--- START OF Data ---
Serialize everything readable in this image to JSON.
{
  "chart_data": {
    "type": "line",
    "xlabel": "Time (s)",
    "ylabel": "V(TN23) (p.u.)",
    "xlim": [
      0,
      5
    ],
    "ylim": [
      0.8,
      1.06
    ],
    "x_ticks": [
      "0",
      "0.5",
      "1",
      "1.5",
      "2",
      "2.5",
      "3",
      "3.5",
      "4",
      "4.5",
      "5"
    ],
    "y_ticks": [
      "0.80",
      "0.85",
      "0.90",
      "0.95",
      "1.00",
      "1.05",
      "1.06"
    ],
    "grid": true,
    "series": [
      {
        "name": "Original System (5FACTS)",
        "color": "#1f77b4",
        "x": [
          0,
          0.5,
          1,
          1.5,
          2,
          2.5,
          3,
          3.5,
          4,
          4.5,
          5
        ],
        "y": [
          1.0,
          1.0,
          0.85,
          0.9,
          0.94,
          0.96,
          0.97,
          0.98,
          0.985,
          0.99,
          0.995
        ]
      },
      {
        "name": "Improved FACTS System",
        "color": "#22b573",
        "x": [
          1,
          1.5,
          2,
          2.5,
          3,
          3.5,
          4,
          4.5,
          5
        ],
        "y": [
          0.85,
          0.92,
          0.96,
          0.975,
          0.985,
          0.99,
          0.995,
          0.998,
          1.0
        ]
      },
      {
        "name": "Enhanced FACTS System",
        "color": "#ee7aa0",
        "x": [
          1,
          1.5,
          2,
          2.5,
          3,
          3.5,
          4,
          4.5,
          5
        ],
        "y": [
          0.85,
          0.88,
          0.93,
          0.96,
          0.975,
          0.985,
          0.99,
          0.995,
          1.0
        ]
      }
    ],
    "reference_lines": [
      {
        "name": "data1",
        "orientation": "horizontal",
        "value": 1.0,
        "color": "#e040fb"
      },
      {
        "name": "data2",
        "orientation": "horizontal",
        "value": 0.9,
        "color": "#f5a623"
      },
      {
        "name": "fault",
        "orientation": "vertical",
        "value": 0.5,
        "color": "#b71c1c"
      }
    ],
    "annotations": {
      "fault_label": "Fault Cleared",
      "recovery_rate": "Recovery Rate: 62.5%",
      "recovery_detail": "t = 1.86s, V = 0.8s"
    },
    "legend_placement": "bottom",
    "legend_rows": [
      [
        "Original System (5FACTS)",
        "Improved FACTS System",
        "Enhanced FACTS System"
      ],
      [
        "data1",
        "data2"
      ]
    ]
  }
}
--- END OF Data ---
» **Exercise aim**:
Search the data above for lines holding "Original" and copy each of them.

» **The solution**:
        "name": "Original System (5FACTS)",
        "Original System (5FACTS)",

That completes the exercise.